--- Records for the task ---
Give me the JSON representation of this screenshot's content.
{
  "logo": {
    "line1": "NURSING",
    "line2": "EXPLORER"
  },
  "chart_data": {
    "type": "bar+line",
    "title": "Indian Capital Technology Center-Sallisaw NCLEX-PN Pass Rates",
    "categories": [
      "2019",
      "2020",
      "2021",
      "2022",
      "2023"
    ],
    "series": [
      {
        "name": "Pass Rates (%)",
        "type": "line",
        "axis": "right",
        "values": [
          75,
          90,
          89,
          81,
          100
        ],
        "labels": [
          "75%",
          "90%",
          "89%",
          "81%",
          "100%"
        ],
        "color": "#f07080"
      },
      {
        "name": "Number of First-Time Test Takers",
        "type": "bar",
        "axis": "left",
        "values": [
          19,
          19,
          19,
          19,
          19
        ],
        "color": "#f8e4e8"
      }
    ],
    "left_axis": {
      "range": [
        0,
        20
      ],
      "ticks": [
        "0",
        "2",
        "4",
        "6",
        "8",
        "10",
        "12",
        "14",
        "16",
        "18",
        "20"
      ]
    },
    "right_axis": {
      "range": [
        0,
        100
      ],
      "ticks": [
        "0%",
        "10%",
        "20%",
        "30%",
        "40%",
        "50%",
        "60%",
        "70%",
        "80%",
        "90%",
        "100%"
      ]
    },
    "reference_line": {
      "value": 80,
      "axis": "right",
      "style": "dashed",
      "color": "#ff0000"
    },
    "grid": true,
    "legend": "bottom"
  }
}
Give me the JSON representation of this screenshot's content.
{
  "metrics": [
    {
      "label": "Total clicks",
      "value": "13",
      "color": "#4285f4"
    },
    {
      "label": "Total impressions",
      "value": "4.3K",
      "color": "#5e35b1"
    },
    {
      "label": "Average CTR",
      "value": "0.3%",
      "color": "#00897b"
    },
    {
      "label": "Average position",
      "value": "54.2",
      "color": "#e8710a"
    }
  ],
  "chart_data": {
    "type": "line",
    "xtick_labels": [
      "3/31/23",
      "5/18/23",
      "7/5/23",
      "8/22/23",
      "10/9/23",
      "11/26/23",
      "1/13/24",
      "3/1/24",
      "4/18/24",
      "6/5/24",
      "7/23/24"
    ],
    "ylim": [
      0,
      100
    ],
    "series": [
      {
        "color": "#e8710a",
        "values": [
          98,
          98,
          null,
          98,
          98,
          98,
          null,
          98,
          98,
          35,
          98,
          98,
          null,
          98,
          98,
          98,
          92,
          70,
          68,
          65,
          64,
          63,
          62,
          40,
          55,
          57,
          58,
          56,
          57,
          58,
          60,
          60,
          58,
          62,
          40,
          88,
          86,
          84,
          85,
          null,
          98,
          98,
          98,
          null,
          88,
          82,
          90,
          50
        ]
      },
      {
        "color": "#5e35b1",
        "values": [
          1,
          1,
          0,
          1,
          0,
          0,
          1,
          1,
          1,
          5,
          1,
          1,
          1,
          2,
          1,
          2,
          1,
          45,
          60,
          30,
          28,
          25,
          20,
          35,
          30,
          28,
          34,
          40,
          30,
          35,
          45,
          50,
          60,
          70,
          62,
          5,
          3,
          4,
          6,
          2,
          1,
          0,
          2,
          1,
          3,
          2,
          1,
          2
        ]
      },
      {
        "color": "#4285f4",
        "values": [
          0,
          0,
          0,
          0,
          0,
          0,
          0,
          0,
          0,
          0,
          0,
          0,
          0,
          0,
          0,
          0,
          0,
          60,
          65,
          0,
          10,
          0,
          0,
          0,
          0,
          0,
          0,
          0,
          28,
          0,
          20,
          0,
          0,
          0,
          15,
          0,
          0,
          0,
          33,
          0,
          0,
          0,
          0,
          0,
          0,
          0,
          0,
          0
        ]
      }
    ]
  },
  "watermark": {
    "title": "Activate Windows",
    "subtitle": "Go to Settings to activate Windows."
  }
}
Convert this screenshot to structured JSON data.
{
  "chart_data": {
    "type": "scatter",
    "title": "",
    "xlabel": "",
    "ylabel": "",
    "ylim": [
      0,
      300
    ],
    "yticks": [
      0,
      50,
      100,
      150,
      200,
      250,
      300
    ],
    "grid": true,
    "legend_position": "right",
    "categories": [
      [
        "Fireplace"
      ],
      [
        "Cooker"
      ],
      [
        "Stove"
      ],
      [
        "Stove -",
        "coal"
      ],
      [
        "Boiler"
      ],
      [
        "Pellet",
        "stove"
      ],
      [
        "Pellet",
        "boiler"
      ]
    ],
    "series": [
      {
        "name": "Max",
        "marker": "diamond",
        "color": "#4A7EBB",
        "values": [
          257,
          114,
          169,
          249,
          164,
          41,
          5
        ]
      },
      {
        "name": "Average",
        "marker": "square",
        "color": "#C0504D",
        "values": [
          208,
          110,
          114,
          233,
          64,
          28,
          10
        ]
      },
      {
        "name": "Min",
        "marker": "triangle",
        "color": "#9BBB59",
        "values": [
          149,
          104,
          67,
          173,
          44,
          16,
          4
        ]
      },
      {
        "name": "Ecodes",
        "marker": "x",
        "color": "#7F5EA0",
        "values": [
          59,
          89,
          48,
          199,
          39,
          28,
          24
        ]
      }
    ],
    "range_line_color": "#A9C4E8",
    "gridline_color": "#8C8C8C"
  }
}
---
Exercise objective: Identify and copy lines that hold the string "Pass".

Full solution:
    "title": "Indian Capital Technology Center-Sallisaw NCLEX-PN Pass Rates",
        "name": "Pass Rates (%)",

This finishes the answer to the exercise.